[Given data]:
----------------
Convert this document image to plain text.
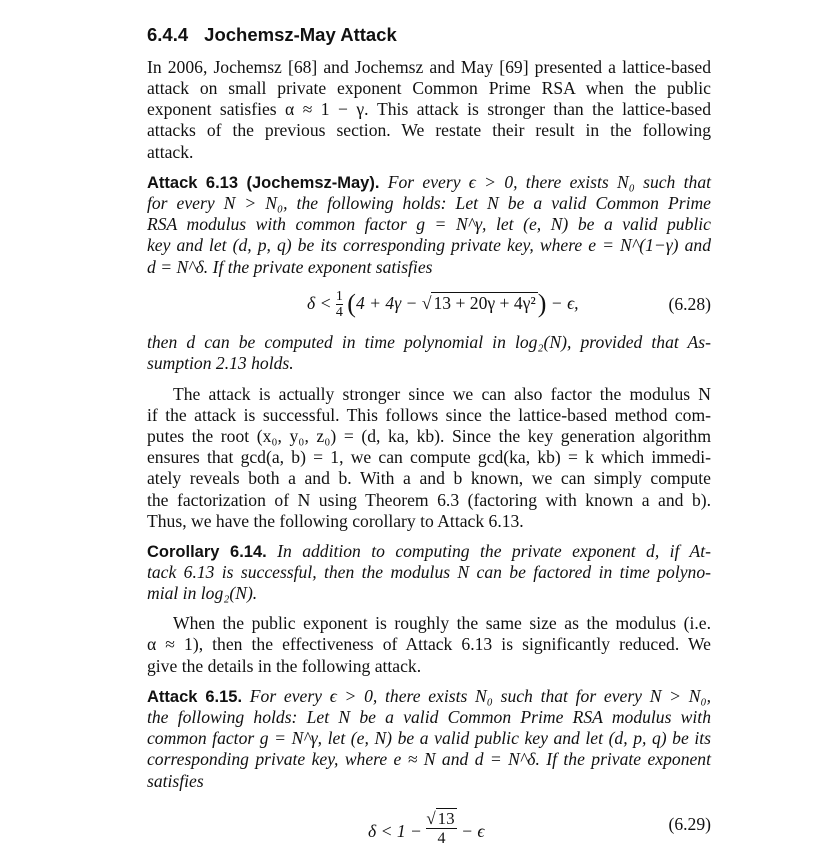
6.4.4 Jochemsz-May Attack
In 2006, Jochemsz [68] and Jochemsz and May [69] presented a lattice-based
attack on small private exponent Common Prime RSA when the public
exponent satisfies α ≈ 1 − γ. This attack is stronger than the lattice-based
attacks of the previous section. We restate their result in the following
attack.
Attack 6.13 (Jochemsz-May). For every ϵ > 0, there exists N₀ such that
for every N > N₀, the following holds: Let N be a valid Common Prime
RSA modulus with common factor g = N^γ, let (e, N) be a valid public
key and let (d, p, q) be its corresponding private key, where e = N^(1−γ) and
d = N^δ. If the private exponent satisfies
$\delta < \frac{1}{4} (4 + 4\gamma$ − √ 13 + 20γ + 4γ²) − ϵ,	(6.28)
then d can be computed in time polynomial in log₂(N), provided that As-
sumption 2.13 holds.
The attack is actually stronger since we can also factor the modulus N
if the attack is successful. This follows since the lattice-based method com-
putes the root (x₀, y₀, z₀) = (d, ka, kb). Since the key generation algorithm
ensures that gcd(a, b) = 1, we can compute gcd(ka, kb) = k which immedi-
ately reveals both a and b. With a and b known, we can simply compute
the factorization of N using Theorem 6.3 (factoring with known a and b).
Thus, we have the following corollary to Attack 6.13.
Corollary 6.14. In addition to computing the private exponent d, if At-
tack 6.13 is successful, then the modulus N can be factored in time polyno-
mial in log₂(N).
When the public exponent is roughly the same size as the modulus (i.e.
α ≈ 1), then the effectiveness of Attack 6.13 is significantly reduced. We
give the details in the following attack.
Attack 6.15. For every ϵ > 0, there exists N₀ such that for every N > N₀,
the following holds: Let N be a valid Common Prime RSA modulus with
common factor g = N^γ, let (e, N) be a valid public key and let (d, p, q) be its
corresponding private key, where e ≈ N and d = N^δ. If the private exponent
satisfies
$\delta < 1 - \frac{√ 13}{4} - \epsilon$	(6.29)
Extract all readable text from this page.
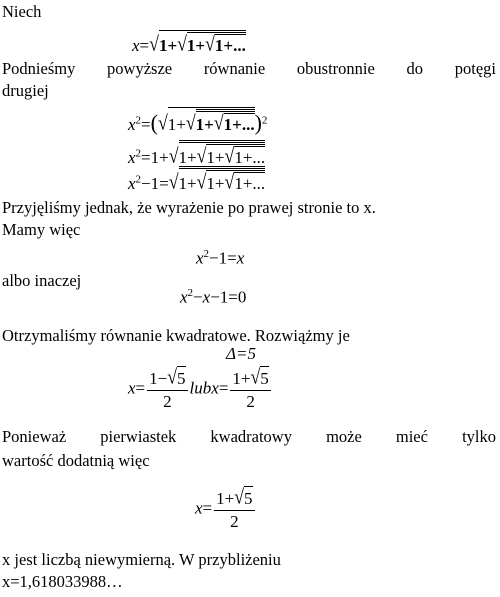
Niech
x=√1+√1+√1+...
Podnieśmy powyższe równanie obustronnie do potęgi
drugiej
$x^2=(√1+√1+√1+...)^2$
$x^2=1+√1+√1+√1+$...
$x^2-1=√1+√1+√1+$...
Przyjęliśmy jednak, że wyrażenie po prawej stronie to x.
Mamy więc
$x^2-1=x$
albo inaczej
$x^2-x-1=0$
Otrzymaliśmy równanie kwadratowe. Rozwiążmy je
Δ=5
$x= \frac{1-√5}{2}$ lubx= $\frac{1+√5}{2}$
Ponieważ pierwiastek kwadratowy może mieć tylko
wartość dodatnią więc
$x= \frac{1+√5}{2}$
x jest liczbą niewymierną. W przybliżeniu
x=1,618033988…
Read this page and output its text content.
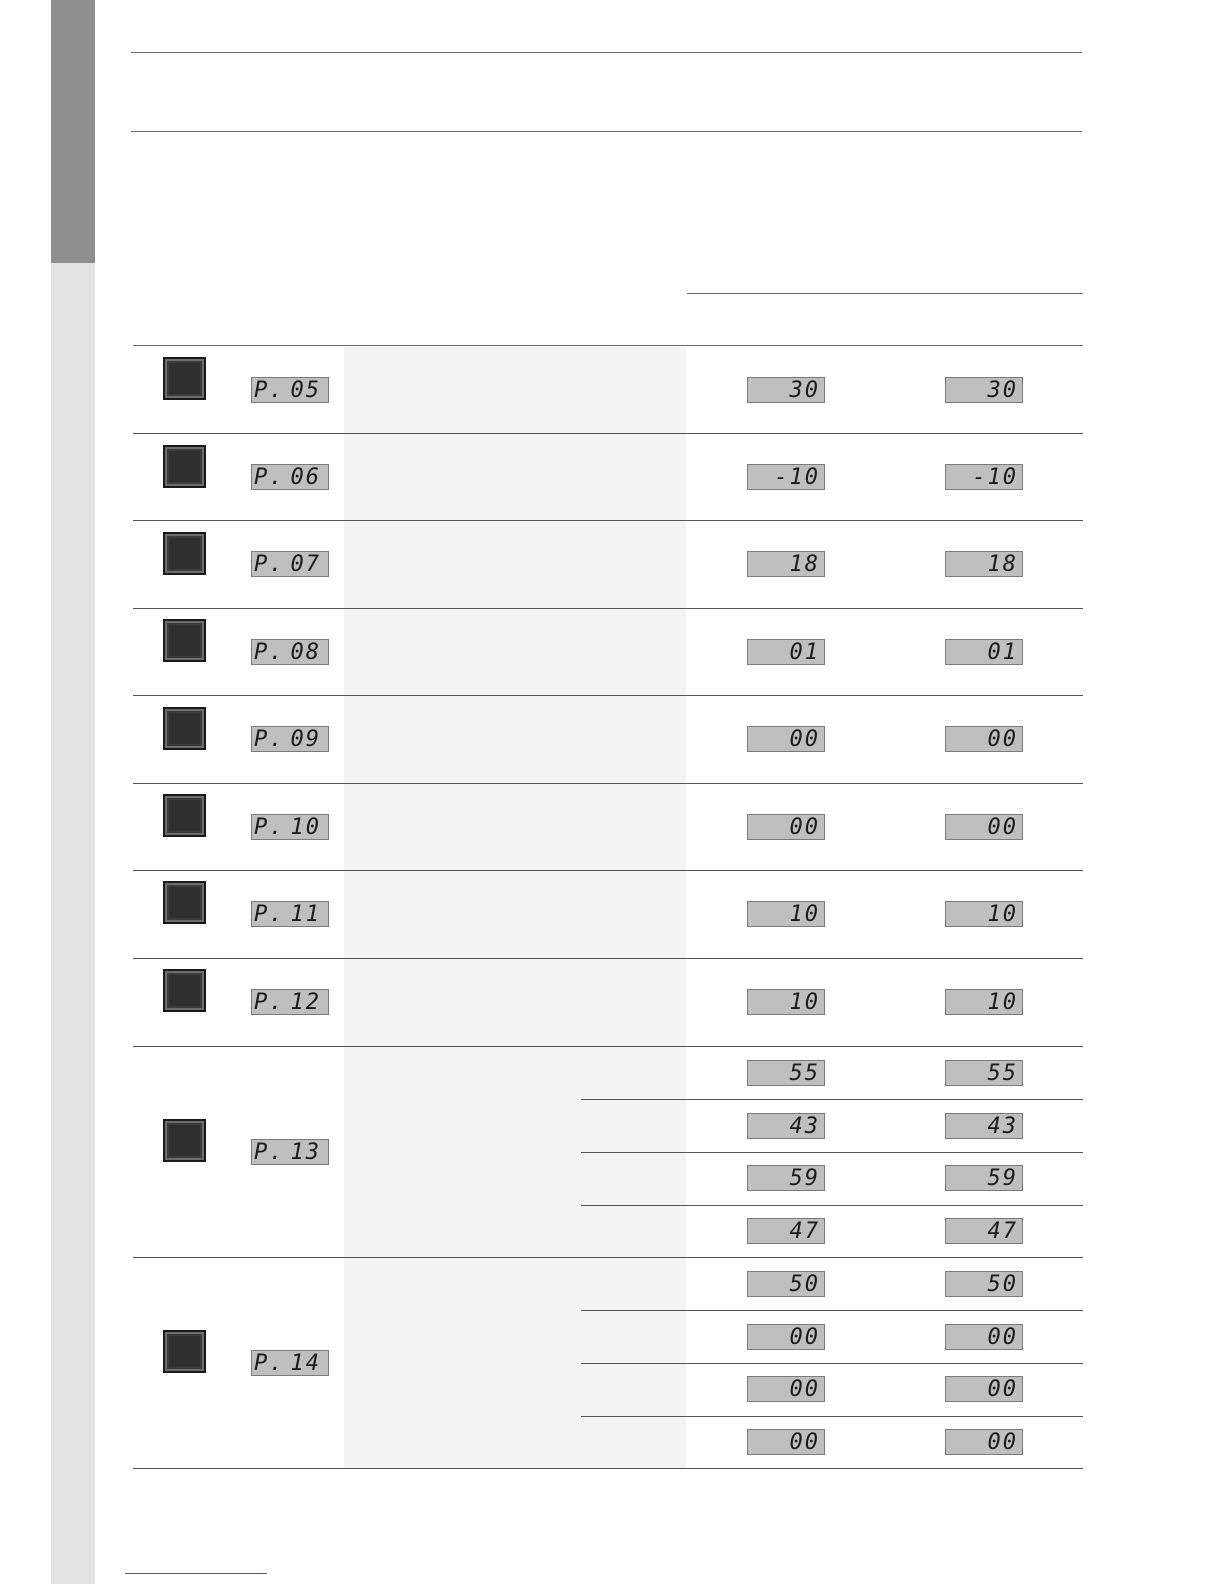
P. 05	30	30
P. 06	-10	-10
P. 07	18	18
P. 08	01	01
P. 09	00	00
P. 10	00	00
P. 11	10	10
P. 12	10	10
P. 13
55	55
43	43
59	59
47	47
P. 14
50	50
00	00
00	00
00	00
----------------
[Requirement]:
Nothing but the lines from the line containing "Extract all readable text from this page." through the last line of the material may be output, and they must be copied exactly, without pictures.

[Full solution]:
Extract all readable text from this page.
Niech
x=√1+√1+√1+...
Podnieśmy powyższe równanie obustronnie do potęgi
drugiej
$x^2=(√1+√1+√1+...)^2$
$x^2=1+√1+√1+√1+$...
$x^2-1=√1+√1+√1+$...
Przyjęliśmy jednak, że wyrażenie po prawej stronie to x.
Mamy więc
$x^2-1=x$
albo inaczej
$x^2-x-1=0$
Otrzymaliśmy równanie kwadratowe. Rozwiążmy je
Δ=5
$x= \frac{1-√5}{2}$ lubx= $\frac{1+√5}{2}$
Ponieważ pierwiastek kwadratowy może mieć tylko
wartość dodatnią więc
$x= \frac{1+√5}{2}$
x jest liczbą niewymierną. W przybliżeniu
x=1,618033988…
Read this page and output its text content.
P. 05	30	30
P. 06	-10	-10
P. 07	18	18
P. 08	01	01
P. 09	00	00
P. 10	00	00
P. 11	10	10
P. 12	10	10
P. 13
55	55
43	43
59	59
47	47
P. 14
50	50
00	00
00	00
00	00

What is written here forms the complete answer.